◆ Data rows
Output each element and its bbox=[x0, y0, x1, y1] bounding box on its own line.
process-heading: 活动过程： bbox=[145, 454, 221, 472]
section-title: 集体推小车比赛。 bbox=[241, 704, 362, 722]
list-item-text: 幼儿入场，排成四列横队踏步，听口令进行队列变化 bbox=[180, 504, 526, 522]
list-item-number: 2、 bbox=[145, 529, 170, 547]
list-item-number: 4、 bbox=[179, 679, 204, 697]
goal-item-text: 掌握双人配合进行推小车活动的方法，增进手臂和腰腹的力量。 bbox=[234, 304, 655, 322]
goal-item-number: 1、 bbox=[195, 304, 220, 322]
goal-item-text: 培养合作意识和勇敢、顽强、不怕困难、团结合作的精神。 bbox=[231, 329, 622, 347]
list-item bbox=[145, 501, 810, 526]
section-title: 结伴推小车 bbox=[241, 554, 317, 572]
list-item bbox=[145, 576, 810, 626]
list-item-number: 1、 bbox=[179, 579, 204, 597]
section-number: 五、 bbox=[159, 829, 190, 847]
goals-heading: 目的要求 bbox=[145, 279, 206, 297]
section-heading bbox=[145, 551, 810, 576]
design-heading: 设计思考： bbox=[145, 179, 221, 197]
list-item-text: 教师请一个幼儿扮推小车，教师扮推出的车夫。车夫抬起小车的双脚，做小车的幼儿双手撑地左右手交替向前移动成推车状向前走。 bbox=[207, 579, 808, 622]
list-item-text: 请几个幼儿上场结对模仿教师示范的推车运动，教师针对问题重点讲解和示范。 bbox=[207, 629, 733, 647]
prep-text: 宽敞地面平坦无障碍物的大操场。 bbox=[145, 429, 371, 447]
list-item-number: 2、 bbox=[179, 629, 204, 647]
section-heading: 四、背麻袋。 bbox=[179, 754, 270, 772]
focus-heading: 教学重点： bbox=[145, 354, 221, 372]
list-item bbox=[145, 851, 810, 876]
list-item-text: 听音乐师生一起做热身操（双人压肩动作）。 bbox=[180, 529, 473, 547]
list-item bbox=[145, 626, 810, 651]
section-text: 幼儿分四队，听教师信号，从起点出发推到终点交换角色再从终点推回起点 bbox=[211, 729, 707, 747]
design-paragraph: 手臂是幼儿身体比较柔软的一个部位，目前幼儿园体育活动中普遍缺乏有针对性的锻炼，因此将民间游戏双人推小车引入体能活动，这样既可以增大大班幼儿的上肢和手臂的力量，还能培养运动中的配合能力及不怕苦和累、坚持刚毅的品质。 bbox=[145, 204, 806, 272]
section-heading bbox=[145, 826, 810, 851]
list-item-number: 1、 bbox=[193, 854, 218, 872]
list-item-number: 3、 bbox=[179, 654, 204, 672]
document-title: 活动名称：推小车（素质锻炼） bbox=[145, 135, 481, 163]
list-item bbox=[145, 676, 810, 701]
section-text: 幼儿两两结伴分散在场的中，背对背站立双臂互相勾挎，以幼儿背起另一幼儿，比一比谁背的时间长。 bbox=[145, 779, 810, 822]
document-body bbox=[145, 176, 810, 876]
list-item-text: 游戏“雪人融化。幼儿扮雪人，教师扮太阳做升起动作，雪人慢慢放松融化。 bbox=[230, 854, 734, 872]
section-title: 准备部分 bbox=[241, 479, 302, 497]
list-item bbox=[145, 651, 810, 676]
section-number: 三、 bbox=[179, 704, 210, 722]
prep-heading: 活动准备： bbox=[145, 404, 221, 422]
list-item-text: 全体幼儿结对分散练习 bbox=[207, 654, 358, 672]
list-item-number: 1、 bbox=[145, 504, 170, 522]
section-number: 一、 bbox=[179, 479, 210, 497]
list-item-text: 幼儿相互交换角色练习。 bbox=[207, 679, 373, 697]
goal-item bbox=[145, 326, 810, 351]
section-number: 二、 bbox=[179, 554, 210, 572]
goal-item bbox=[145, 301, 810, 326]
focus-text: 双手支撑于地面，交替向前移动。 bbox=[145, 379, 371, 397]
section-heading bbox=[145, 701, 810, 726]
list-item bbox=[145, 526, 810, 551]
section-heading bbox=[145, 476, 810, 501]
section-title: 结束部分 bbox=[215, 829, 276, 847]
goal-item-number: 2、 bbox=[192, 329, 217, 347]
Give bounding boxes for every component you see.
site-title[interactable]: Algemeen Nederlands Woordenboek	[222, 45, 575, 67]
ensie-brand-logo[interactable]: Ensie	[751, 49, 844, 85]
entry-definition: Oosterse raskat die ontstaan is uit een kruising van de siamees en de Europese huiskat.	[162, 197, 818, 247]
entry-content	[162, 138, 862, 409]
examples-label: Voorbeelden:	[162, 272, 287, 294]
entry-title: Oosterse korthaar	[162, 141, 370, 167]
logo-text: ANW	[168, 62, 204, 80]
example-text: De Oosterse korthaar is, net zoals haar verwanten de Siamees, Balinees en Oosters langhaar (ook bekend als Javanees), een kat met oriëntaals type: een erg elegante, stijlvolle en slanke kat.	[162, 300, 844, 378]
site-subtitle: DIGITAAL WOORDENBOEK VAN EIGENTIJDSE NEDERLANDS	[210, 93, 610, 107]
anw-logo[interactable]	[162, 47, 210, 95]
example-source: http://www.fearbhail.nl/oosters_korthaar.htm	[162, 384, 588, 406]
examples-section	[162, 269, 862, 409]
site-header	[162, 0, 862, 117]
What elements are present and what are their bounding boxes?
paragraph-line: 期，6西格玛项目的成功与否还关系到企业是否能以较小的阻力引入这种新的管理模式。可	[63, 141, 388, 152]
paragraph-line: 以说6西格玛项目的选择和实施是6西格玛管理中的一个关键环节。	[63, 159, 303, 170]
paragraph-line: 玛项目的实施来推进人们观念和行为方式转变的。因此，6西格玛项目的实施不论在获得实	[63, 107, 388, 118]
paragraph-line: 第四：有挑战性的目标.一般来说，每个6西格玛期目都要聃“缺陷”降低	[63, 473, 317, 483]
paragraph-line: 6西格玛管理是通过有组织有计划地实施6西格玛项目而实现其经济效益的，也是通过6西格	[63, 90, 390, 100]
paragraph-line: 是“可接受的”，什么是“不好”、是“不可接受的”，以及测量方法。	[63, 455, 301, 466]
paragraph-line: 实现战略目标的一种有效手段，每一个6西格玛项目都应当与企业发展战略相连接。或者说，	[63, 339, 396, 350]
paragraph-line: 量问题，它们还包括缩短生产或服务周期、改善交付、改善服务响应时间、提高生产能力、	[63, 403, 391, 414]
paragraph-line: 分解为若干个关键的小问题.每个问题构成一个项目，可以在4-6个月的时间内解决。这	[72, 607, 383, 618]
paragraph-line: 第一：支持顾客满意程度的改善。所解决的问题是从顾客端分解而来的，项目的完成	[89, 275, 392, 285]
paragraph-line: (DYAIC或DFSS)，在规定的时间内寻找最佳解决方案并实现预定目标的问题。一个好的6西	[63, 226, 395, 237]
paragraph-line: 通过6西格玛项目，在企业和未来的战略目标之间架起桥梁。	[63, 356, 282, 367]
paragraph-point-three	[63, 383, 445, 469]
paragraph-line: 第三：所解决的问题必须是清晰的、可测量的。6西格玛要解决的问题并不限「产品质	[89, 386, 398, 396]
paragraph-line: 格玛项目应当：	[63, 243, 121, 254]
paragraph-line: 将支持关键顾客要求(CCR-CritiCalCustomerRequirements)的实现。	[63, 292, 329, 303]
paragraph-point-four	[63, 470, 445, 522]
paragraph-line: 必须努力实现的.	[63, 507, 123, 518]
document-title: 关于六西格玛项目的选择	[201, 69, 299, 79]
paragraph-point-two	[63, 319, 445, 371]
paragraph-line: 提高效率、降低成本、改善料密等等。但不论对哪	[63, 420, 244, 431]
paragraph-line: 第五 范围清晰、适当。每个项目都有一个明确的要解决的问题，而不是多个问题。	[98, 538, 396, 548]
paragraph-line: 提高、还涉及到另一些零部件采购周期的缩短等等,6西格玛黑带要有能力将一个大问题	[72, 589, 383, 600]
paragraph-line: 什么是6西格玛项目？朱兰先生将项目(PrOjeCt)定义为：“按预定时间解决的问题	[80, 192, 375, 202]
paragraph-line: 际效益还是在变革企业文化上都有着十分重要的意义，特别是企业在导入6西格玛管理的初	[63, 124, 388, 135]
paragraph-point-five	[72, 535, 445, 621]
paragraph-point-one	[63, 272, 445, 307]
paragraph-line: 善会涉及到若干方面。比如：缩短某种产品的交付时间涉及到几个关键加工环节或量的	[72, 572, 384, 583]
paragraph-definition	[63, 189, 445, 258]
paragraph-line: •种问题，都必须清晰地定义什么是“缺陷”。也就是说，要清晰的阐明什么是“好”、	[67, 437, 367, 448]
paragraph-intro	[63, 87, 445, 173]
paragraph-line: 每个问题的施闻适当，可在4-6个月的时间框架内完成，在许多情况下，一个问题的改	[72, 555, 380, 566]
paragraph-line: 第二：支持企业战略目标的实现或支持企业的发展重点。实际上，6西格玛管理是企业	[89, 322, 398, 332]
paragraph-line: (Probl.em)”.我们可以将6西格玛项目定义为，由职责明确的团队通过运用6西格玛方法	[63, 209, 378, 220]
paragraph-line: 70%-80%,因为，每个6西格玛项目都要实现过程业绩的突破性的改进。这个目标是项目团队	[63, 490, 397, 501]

◆ Goal of the exercise
Return the items word for word, beginning with the first line of the items and stopping after the line that contains "579, 808, 622]", with that line included.

◆ Expected answer
Output each element and its bbox=[x0, y0, x1, y1] bounding box on its own line.
process-heading: 活动过程： bbox=[145, 454, 221, 472]
section-title: 集体推小车比赛。 bbox=[241, 704, 362, 722]
list-item-text: 幼儿入场，排成四列横队踏步，听口令进行队列变化 bbox=[180, 504, 526, 522]
list-item-number: 2、 bbox=[145, 529, 170, 547]
list-item-number: 4、 bbox=[179, 679, 204, 697]
goal-item-text: 掌握双人配合进行推小车活动的方法，增进手臂和腰腹的力量。 bbox=[234, 304, 655, 322]
goal-item-number: 1、 bbox=[195, 304, 220, 322]
goal-item-text: 培养合作意识和勇敢、顽强、不怕困难、团结合作的精神。 bbox=[231, 329, 622, 347]
list-item bbox=[145, 501, 810, 526]
section-title: 结伴推小车 bbox=[241, 554, 317, 572]
list-item bbox=[145, 576, 810, 626]
list-item-number: 1、 bbox=[179, 579, 204, 597]
section-number: 五、 bbox=[159, 829, 190, 847]
goals-heading: 目的要求 bbox=[145, 279, 206, 297]
section-heading bbox=[145, 551, 810, 576]
design-heading: 设计思考： bbox=[145, 179, 221, 197]
list-item-text: 教师请一个幼儿扮推小车，教师扮推出的车夫。车夫抬起小车的双脚，做小车的幼儿双手撑地左右手交替向前移动成推车状向前走。 bbox=[207, 579, 808, 622]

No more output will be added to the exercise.